> [PROBLEM TO WORK ON] In the material below, list every line carrying the string "чтобы".
....
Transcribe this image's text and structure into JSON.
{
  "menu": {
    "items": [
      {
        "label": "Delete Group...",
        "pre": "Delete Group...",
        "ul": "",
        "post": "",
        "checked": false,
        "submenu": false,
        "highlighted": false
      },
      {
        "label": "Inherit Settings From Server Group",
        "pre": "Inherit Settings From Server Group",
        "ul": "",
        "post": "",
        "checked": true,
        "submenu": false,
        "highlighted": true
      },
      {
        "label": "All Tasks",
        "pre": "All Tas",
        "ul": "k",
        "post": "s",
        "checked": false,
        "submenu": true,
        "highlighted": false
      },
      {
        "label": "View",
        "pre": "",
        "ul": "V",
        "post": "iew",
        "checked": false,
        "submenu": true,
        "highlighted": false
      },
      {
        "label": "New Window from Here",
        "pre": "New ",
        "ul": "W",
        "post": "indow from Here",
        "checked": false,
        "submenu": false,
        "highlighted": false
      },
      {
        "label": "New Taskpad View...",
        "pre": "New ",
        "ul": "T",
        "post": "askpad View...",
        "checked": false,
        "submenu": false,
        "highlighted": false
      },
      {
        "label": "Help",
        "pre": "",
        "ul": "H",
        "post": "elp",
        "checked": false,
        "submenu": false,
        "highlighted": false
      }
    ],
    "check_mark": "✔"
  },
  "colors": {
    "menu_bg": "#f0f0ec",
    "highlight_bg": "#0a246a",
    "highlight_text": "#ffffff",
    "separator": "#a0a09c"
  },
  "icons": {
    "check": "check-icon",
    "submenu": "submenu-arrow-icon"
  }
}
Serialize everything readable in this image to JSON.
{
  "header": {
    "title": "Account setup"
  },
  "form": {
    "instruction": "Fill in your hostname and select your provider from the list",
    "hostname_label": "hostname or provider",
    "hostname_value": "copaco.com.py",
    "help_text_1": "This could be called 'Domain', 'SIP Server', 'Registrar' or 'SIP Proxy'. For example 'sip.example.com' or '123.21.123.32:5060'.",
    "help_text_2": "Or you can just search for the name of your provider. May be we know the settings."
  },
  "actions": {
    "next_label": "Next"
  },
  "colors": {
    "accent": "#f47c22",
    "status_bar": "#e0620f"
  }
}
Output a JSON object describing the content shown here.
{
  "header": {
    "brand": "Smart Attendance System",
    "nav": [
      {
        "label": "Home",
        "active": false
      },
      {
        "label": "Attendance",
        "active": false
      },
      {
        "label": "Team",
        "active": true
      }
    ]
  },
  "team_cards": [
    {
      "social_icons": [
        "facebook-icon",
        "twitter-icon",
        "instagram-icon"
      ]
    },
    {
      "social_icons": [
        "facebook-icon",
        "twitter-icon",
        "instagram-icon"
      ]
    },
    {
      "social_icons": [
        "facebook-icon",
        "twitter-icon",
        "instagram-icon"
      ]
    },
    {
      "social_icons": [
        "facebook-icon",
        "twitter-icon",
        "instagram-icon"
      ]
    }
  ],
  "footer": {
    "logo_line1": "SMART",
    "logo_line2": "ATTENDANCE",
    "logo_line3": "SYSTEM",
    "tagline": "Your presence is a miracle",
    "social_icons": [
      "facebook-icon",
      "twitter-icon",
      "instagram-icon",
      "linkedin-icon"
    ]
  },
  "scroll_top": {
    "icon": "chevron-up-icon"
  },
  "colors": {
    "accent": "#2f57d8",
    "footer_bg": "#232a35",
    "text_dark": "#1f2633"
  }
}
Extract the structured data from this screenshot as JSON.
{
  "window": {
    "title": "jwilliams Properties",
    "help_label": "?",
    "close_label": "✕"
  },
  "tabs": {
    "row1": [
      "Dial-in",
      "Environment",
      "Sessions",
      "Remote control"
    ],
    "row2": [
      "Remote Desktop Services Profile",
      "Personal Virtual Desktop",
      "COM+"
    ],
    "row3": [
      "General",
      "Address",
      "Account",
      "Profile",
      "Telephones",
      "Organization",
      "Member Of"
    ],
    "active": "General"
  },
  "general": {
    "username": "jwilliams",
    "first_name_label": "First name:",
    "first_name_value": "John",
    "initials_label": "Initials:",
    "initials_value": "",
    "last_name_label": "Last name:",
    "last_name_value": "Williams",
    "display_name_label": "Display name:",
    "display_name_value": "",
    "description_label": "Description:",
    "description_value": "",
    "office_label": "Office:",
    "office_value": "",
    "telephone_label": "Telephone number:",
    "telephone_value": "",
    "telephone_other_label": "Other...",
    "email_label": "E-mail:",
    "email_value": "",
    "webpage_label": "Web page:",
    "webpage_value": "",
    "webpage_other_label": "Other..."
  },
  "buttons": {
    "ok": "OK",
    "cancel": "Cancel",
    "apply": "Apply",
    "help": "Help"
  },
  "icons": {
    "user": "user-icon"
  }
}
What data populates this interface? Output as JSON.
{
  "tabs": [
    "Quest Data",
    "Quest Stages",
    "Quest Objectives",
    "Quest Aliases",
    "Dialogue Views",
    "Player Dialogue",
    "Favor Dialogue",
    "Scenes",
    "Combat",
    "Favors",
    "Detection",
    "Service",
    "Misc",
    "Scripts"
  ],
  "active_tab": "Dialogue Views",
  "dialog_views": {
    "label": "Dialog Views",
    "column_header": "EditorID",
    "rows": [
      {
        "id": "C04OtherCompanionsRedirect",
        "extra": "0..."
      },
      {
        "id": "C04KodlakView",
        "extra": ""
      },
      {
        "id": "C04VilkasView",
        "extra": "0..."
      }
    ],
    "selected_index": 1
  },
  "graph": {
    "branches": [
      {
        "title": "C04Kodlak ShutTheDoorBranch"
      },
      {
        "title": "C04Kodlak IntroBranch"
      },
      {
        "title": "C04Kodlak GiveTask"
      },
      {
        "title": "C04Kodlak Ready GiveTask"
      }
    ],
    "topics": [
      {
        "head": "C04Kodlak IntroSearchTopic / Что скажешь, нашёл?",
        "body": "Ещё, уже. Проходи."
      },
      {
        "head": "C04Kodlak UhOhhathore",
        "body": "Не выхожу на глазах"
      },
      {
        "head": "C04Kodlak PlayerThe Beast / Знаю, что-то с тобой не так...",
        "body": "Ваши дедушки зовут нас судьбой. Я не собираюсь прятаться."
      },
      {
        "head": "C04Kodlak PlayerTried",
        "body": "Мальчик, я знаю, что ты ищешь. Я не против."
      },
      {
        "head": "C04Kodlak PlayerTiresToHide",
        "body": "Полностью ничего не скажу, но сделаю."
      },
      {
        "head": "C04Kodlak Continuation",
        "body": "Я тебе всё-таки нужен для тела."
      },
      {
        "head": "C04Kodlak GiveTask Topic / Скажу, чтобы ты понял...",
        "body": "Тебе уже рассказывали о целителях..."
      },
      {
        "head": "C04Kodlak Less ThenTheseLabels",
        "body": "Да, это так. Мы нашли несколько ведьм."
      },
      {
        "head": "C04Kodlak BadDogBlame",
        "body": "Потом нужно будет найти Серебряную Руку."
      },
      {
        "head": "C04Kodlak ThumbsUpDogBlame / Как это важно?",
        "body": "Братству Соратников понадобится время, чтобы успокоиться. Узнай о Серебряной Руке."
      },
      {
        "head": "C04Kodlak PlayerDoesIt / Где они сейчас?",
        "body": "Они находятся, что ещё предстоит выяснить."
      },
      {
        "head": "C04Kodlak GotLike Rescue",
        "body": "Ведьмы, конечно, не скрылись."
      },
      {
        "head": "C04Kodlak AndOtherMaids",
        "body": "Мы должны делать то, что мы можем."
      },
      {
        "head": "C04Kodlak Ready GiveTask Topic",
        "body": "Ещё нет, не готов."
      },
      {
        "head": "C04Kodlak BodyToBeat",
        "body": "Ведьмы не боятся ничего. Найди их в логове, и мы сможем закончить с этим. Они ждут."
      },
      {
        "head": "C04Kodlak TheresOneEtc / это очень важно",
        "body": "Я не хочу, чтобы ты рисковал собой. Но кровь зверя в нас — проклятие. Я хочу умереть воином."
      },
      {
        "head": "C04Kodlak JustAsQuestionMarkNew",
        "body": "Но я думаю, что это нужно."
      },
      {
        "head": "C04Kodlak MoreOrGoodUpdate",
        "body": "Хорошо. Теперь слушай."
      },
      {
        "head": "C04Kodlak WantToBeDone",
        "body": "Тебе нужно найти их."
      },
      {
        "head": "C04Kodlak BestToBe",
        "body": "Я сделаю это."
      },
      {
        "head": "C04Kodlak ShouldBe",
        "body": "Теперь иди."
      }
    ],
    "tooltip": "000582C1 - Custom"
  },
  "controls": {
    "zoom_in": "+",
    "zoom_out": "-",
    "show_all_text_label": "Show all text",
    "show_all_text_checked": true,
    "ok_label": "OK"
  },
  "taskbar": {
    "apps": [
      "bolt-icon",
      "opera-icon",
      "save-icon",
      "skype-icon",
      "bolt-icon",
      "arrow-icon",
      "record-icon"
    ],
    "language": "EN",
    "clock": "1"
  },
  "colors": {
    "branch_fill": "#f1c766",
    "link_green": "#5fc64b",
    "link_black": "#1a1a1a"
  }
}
....
> [EXERCISE SOLUTION]
        "head": "C04Kodlak GiveTask Topic / Скажу, чтобы ты понял...",
        "body": "Братству Соратников понадобится время, чтобы успокоиться. Узнай о Серебряной Руке."
        "body": "Я не хочу, чтобы ты рисковал собой. Но кровь зверя в нас — проклятие. Я хочу умереть воином."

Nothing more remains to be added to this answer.